## begin Data

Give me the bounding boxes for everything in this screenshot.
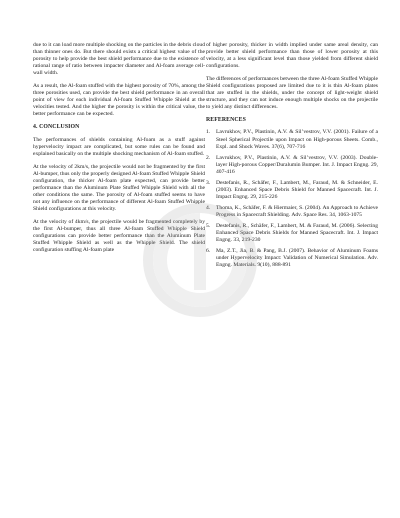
reference-text: Destefanis, R., Schäfer, F., Lambert, M. & Faraud, M. (2006). Selecting Enhanced Space Debris Shields for Manned Spacecraft. Int. J. Impact Engng. 33, 219-230 bbox=[216, 222, 378, 244]
reference-number: 4. bbox=[206, 204, 211, 211]
body-paragraph: due to it can load more multiple shocking on the particles in the debris cloud than thinner ones do. But there should exists a critical highest value of the porosity to help provide the best shield performance due to the existence of rational range of ratio between impacter diameter and Al-foam average cell-wall width. bbox=[33, 42, 205, 77]
references-heading: REFERENCES bbox=[206, 117, 246, 124]
right-column bbox=[206, 42, 378, 273]
reference-number: 3. bbox=[206, 179, 211, 186]
reference-item bbox=[206, 223, 378, 244]
reference-number: 2. bbox=[206, 154, 211, 161]
body-paragraph: The performances of shields containing Al-foam as a stuff against hypervelocity impact are complicated, but some rules can be found and explained basically on the multiple shocking mechanism of Al-foam stuffed. bbox=[33, 136, 205, 157]
body-paragraph: At the velocity of 4km/s, the projectile would be fragmented completely by the first Al-bumper, thus all three Al-foam Stuffed Whipple Shield configurations can provide better performance than the Aluminum Plate Stuffed Whipple Shield as well as the Whipple Shield. The shield configuration stuffing Al-foam plate bbox=[33, 218, 205, 254]
reference-number: 6. bbox=[206, 248, 211, 255]
reference-text: Lavrukhov, P.V., Plastinin, A.V. & Sil’vestrov, V.V. (2003). Double-layer High-porous Copper/Duralumin Bumper. Int. J. Impact Engng. 29, 407-416 bbox=[216, 154, 378, 175]
reference-number: 1. bbox=[206, 129, 211, 136]
left-column bbox=[33, 42, 205, 260]
body-paragraph: As a result, the Al-foam stuffed with the highest porosity of 70%, among the three porosities used, can provide the best shield performance in an overall point of view for each individual Al-foam Stuffed Whipple Shield at the velocities tested. And the higher the porosity is within the critical value, the better performance can be expected. bbox=[33, 83, 205, 118]
reference-item bbox=[206, 180, 378, 201]
reference-text: Ma, Z.T., Jia, B. & Pang, B.J. (2007). Behavior of Aluminum Foams under Hypervelocity Impact: Validation of Numerical Simulation. Adv. Engng. Materials. 9(10), 888-891 bbox=[216, 248, 378, 269]
reference-list bbox=[206, 129, 378, 269]
body-paragraph: of higher porosity, thicker in width implied under same areal density, can provide better shield performance than those of lower porosity at this velocity, at a less significant level than those yielded from different shield configurations. bbox=[206, 42, 378, 70]
body-paragraph: The differences of performances between the three Al-foam Stuffed Whipple Shield configurations proposed are limited due to it is thin Al-foam plates that are stuffed in the shields, under the concept of light-weight shield structure, and they can not induce enough multiple shocks on the projectile to yield any distinct differences. bbox=[206, 76, 378, 111]
section-heading: 4. CONCLUSION bbox=[33, 124, 80, 131]
reference-item bbox=[206, 155, 378, 176]
reference-number: 5. bbox=[206, 222, 211, 229]
reference-item bbox=[206, 205, 378, 219]
body-paragraph: At the velocity of 2km/s, the projectile would not be fragmented by the first Al-bumper, thus only the properly designed Al-foam Stuffed Whipple Shield configuration, the thicker Al-foam plate expected, can provide better performance than the Aluminum Plate Stuffed Whipple Shield with all the other conditions the same. The porosity of Al-foam stuffed seems to have not any influence on the performance of different Al-foam Stuffed Whipple Shield configurations at this velocity. bbox=[33, 163, 205, 212]
reference-text: Lavrukhov, P.V., Plastinin, A.V. & Sil’vestrov, V.V. (2001). Failure of a Steel Spherical Projectile upon Impact on High-porous Sheets. Comb., Expl. and Shock Waves. 37(6), 707-716 bbox=[216, 129, 378, 150]
reference-item bbox=[206, 129, 378, 150]
reference-item bbox=[206, 248, 378, 269]
reference-text: Thoma, K., Schäfer, F. & Hiermaier, S. (2004). An Approach to Achieve Progress in Spacecraft Shielding. Adv. Space Res. 34, 1063-1075 bbox=[216, 204, 378, 218]
reference-text: Destefanis, R., Schäfer, F., Lambert, M., Faraud, M. & Schneider, E. (2003). Enhanced Space Debris Shield for Manned Spacecraft. Int. J. Impact Engng. 29, 215-226 bbox=[216, 179, 378, 200]
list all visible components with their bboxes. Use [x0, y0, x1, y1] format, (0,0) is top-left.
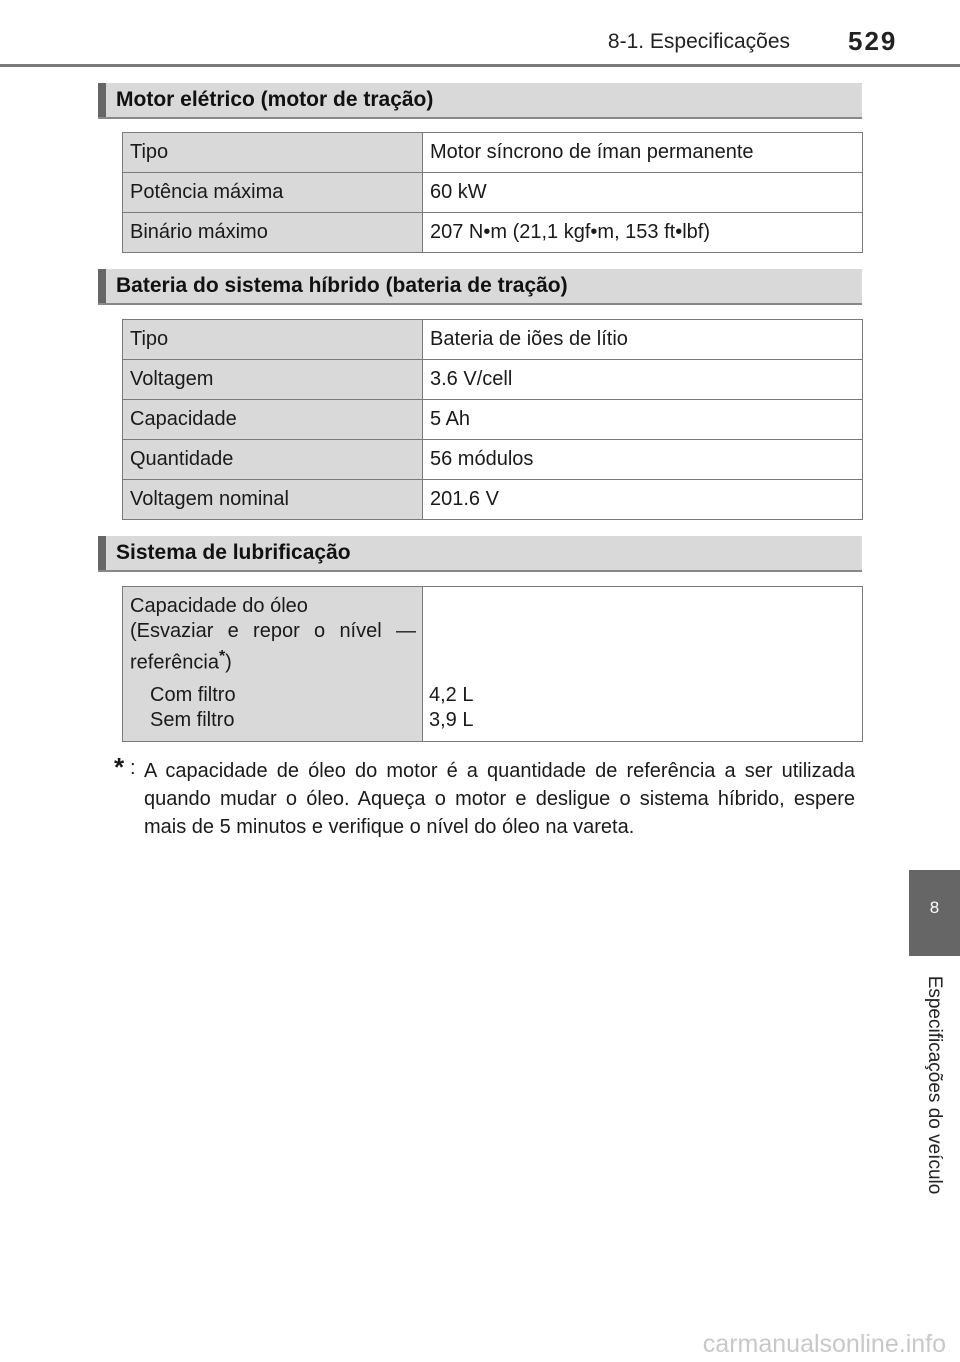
oil-capacity-table — [122, 586, 863, 742]
table-row — [123, 360, 863, 400]
header-rule — [0, 64, 960, 67]
spec-value: Motor síncrono de íman permanente — [423, 133, 863, 173]
spec-label: Voltagem nominal — [123, 480, 423, 520]
oil-label-line3 — [130, 644, 416, 676]
with-filter-value: 4,2 L — [429, 684, 474, 706]
spec-label: Tipo — [123, 320, 423, 360]
oil-label-reference: referência — [130, 651, 219, 674]
table-row — [123, 480, 863, 520]
section-header-battery — [98, 269, 862, 305]
spec-label: Quantidade — [123, 440, 423, 480]
oil-label-cell — [123, 587, 423, 741]
oil-label-word: (Esvaziar — [130, 620, 214, 642]
spec-value: Bateria de iões de lítio — [423, 320, 863, 360]
header-section-title: 8-1. Especificações — [607, 30, 790, 53]
chapter-label: Especificações do veículo — [924, 975, 945, 1195]
table-row — [123, 440, 863, 480]
watermark: carmanualsonline.info — [702, 1330, 946, 1358]
without-filter-label: Sem filtro — [150, 709, 235, 731]
section-title-lubrication: Sistema de lubrificação — [116, 541, 351, 564]
footnote-asterisk: * — [218, 648, 226, 665]
section-header-motor — [98, 83, 862, 119]
with-filter-label: Com filtro — [150, 684, 236, 706]
oil-label-line1: Capacidade do óleo — [130, 595, 308, 617]
motor-spec-table — [122, 132, 863, 253]
spec-label: Capacidade — [123, 400, 423, 440]
table-row — [123, 133, 863, 173]
oil-label-word: e — [227, 620, 239, 642]
table-row — [123, 213, 863, 253]
without-filter-value: 3,9 L — [429, 709, 474, 731]
oil-label-line2 — [130, 619, 416, 644]
chapter-number: 8 — [929, 898, 940, 917]
oil-label-word: repor — [253, 620, 300, 642]
oil-capacity-label — [130, 594, 416, 676]
spec-label: Potência máxima — [123, 173, 423, 213]
table-row — [123, 400, 863, 440]
page-number: 529 — [848, 26, 898, 56]
table-row — [123, 320, 863, 360]
spec-label: Voltagem — [123, 360, 423, 400]
chapter-tab — [909, 870, 960, 956]
oil-label-close: ) — [225, 651, 232, 674]
spec-value: 56 módulos — [423, 440, 863, 480]
spec-value: 60 kW — [423, 173, 863, 213]
section-title-motor: Motor elétrico (motor de tração) — [116, 88, 434, 111]
footnote-colon: : — [130, 757, 136, 779]
oil-label-word: nível — [339, 620, 382, 642]
oil-label-word: o — [314, 620, 326, 642]
section-header-lubrication — [98, 536, 862, 572]
oil-label-word: — — [395, 620, 416, 642]
spec-label: Binário máximo — [123, 213, 423, 253]
spec-value: 3.6 V/cell — [423, 360, 863, 400]
battery-spec-table — [122, 319, 863, 520]
footnote-marker: * — [114, 752, 125, 782]
spec-value: 201.6 V — [423, 480, 863, 520]
table-row — [123, 173, 863, 213]
spec-value: 207 N•m (21,1 kgf•m, 153 ft•lbf) — [423, 213, 863, 253]
spec-value: 5 Ah — [423, 400, 863, 440]
spec-label: Tipo — [123, 133, 423, 173]
footnote-text: A capacidade de óleo do motor é a quantidade de referência a ser utilizada quando mudar o óleo. Aqueça o motor e desligue o sistema híbrido, espere mais de 5 minutos e verifique o nível do óleo na vareta. — [144, 760, 855, 838]
section-title-battery: Bateria do sistema híbrido (bateria de tração) — [116, 274, 568, 297]
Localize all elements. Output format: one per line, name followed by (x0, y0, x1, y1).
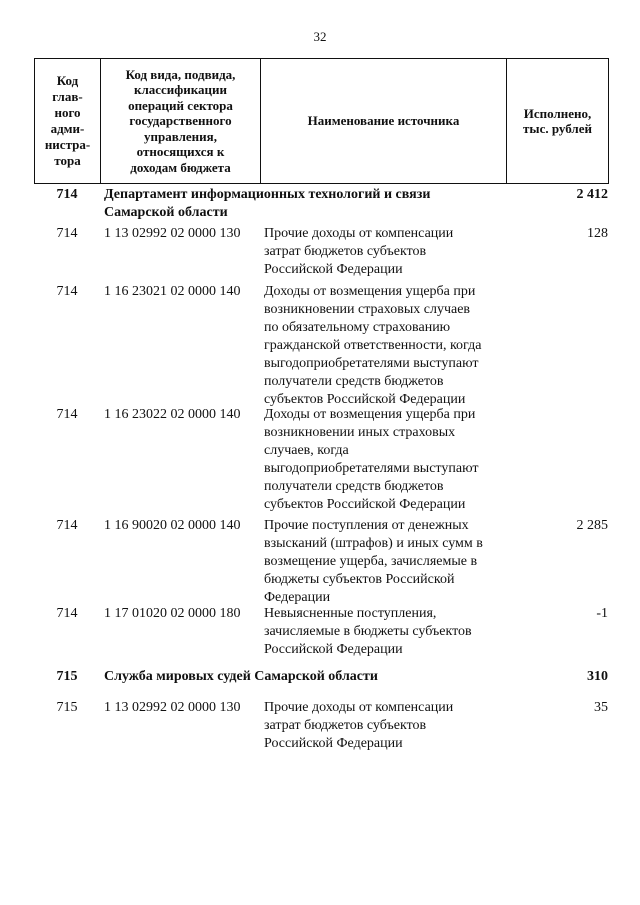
classification-code: 1 17 01020 02 0000 180 (104, 606, 241, 621)
source-name-line: Прочие поступления от денежных (264, 518, 469, 533)
admin-code: 715 (56, 669, 78, 684)
source-name-line: Российской Федерации (264, 642, 403, 657)
classification-code: 1 16 23021 02 0000 140 (104, 284, 241, 299)
source-name (264, 225, 508, 279)
header-code-line: Код вида, подвида, (125, 66, 236, 82)
source-name-line: получатели средств бюджетов (264, 479, 444, 494)
header-code-line: относящихся к (136, 144, 225, 160)
header-admin-code (35, 59, 101, 184)
admin-code: 714 (56, 187, 78, 202)
source-name-line: по обязательному страхованию (264, 320, 451, 335)
source-name-line: бюджеты субъектов Российской (264, 572, 455, 587)
header-code-line: доходам бюджета (130, 159, 231, 175)
source-name-line: выгодоприобретателями выступают (264, 461, 479, 476)
source-name-line: зачисляемые в бюджеты субъектов (264, 624, 472, 639)
group-title (104, 186, 514, 222)
source-name-line: субъектов Российской Федерации (264, 392, 466, 407)
amount: 35 (594, 700, 608, 715)
classification-code: 1 16 90020 02 0000 140 (104, 518, 241, 533)
header-source-name: Наименование источника (261, 59, 507, 184)
amount: 310 (587, 669, 608, 684)
amount: -1 (596, 606, 608, 621)
source-name-line: возмещение ущерба, зачисляемые в (264, 554, 478, 569)
admin-code: 714 (56, 226, 78, 241)
header-admin-line: Код (56, 73, 79, 88)
source-name-line: субъектов Российской Федерации (264, 497, 466, 512)
admin-code: 714 (56, 606, 78, 621)
header-admin-line: адми- (50, 121, 85, 136)
table-header (34, 58, 609, 184)
source-name-line: получатели средств бюджетов (264, 374, 444, 389)
source-name-line: Прочие доходы от компенсации (264, 226, 454, 241)
header-executed-line: Исполнено, (523, 105, 592, 121)
source-name (264, 699, 508, 753)
classification-code: 1 13 02992 02 0000 130 (104, 700, 241, 715)
header-admin-line: глав- (52, 89, 83, 104)
header-executed (507, 59, 609, 184)
header-executed-line: тыс. рублей (523, 121, 592, 136)
classification-code: 1 16 23022 02 0000 140 (104, 407, 241, 422)
header-code-line: операций сектора (128, 97, 233, 113)
source-name-line: гражданской ответственности, когда (264, 338, 482, 353)
header-classification-code (101, 59, 261, 184)
header-code-line: государственного (129, 113, 232, 129)
group-title-line: Служба мировых судей Самарской области (104, 669, 378, 684)
source-name-line: Российской Федерации (264, 262, 403, 277)
admin-code: 715 (56, 700, 78, 715)
header-code-line: классификации (133, 82, 228, 98)
header-admin-line: ного (54, 105, 81, 120)
source-name-line: затрат бюджетов субъектов (264, 718, 427, 733)
admin-code: 714 (56, 407, 78, 422)
source-name (264, 406, 508, 514)
group-title-line: Департамент информационных технологий и связи (104, 187, 431, 202)
source-name-line: Доходы от возмещения ущерба при (264, 284, 476, 299)
amount: 2 285 (576, 518, 608, 533)
source-name-line: Доходы от возмещения ущерба при (264, 407, 476, 422)
source-name (264, 283, 508, 409)
admin-code: 714 (56, 518, 78, 533)
source-name (264, 605, 508, 659)
source-name-line: Российской Федерации (264, 736, 403, 751)
source-name-line: Невыясненные поступления, (264, 606, 437, 621)
source-name-line: взысканий (штрафов) и иных сумм в (264, 536, 483, 551)
amount: 2 412 (576, 187, 608, 202)
header-admin-line: нистра- (44, 137, 91, 152)
amount: 128 (587, 226, 608, 241)
source-name-line: случаев, когда (264, 443, 349, 458)
source-name-line: возникновении иных страховых (264, 425, 456, 440)
header-admin-line: тора (54, 153, 81, 168)
page-number: 32 (313, 29, 327, 44)
classification-code: 1 13 02992 02 0000 130 (104, 226, 241, 241)
source-name-line: выгодоприобретателями выступают (264, 356, 479, 371)
admin-code: 714 (56, 284, 78, 299)
group-title (104, 668, 514, 686)
group-title-line: Самарской области (104, 205, 228, 220)
source-name-line: Федерации (264, 590, 331, 605)
source-name-line: Прочие доходы от компенсации (264, 700, 454, 715)
source-name (264, 517, 508, 607)
source-name-line: возникновении страховых случаев (264, 302, 471, 317)
source-name-line: затрат бюджетов субъектов (264, 244, 427, 259)
header-code-line: управления, (144, 128, 217, 144)
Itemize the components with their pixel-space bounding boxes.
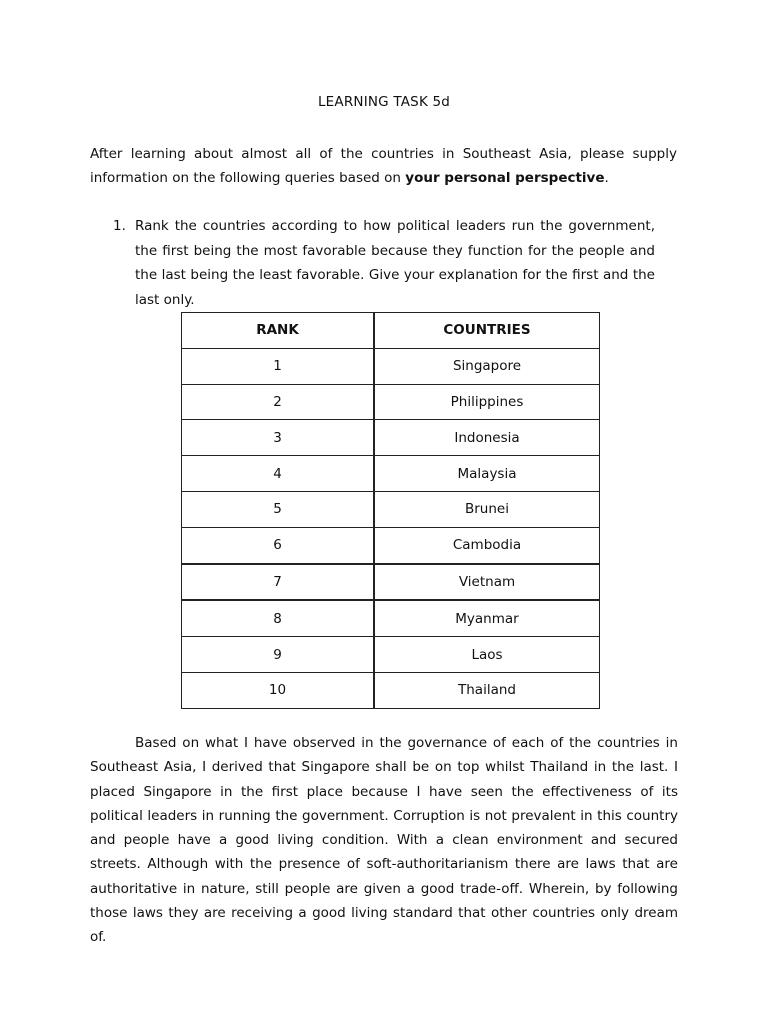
ranking-table: [181, 312, 600, 709]
table-row: [182, 672, 600, 708]
answer-paragraph: Based on what I have observed in the governance of each of the countries in Southeast Asia, I derived that Singapore shall be on top whilst Thailand in the last. I placed Singapore in the first place because I have seen the effectiveness of its political leaders in running the government. Corruption is not prevalent in this country and people have a good living condition. With a clean environment and secured streets. Although with the presence of soft-authoritarianism there are laws that are authoritative in nature, still people are given a good trade-off. Wherein, by following those laws they are receiving a good living standard that other countries only dream of.: [90, 735, 678, 946]
table-row: [182, 600, 600, 636]
table-header-row: [182, 313, 600, 349]
table-row: [182, 637, 600, 673]
question-item: [113, 214, 655, 312]
country-cell: Indonesia: [374, 420, 600, 456]
rank-cell: 6: [182, 527, 375, 563]
rank-cell: 9: [182, 637, 375, 673]
page-title: LEARNING TASK 5d: [317, 94, 451, 110]
rank-cell: 10: [182, 672, 375, 708]
country-cell: Cambodia: [374, 527, 600, 563]
country-cell: Laos: [374, 637, 600, 673]
header-rank: RANK: [182, 313, 375, 349]
country-cell: Singapore: [374, 348, 600, 384]
intro-emphasis: your personal perspective: [405, 170, 605, 186]
table-row: [182, 348, 600, 384]
rank-cell: 8: [182, 600, 375, 636]
intro-text: After learning about almost all of the countries in Southeast Asia, please supply information on the following queries based on: [90, 146, 677, 186]
rank-cell: 3: [182, 420, 375, 456]
rank-cell: 1: [182, 348, 375, 384]
country-cell: Philippines: [374, 384, 600, 420]
table-row: [182, 456, 600, 492]
rank-cell: 2: [182, 384, 375, 420]
question-text: Rank the countries according to how political leaders run the government, the first being the most favorable because they function for the people and the last being the least favorable. Give your explanation for the first and the last only.: [135, 218, 655, 308]
rank-cell: 7: [182, 564, 375, 601]
header-countries: COUNTRIES: [374, 313, 600, 349]
question-number: 1.: [113, 218, 126, 234]
table-row: [182, 420, 600, 456]
country-cell: Myanmar: [374, 600, 600, 636]
country-cell: Vietnam: [374, 564, 600, 601]
country-cell: Malaysia: [374, 456, 600, 492]
table-row: [182, 491, 600, 527]
table-row: [182, 564, 600, 601]
intro-paragraph: [90, 142, 677, 190]
rank-cell: 5: [182, 491, 375, 527]
intro-end: .: [604, 170, 609, 186]
table-row: [182, 527, 600, 563]
country-cell: Brunei: [374, 491, 600, 527]
rank-cell: 4: [182, 456, 375, 492]
table-row: [182, 384, 600, 420]
country-cell: Thailand: [374, 672, 600, 708]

## end Data

**What the exercise asks**
Edit the material from the line with "classification-code: 1 17" to the line with "amount: 35 (594, 700, 608, 715)" so that "classification-code" becomes "budget-classification-code", and give only those lines back with everything else unchanged.

**Answer in full**
budget-classification-code: 1 17 01020 02 0000 180 (104, 606, 241, 621)
source-name-line: Прочие поступления от денежных (264, 518, 469, 533)
admin-code: 715 (56, 669, 78, 684)
source-name-line: Российской Федерации (264, 642, 403, 657)
budget-classification-code: 1 16 23021 02 0000 140 (104, 284, 241, 299)
source-name (264, 225, 508, 279)
header-code-line: Код вида, подвида, (125, 66, 236, 82)
source-name-line: получатели средств бюджетов (264, 479, 444, 494)
header-code-line: относящихся к (136, 144, 225, 160)
header-admin-code (35, 59, 101, 184)
admin-code: 714 (56, 187, 78, 202)
source-name-line: по обязательному страхованию (264, 320, 451, 335)
source-name-line: бюджеты субъектов Российской (264, 572, 455, 587)
header-code-line: доходам бюджета (130, 159, 231, 175)
source-name-line: выгодоприобретателями выступают (264, 461, 479, 476)
source-name-line: зачисляемые в бюджеты субъектов (264, 624, 472, 639)
group-title (104, 186, 514, 222)
source-name-line: субъектов Российской Федерации (264, 392, 466, 407)
amount: 35 (594, 700, 608, 715)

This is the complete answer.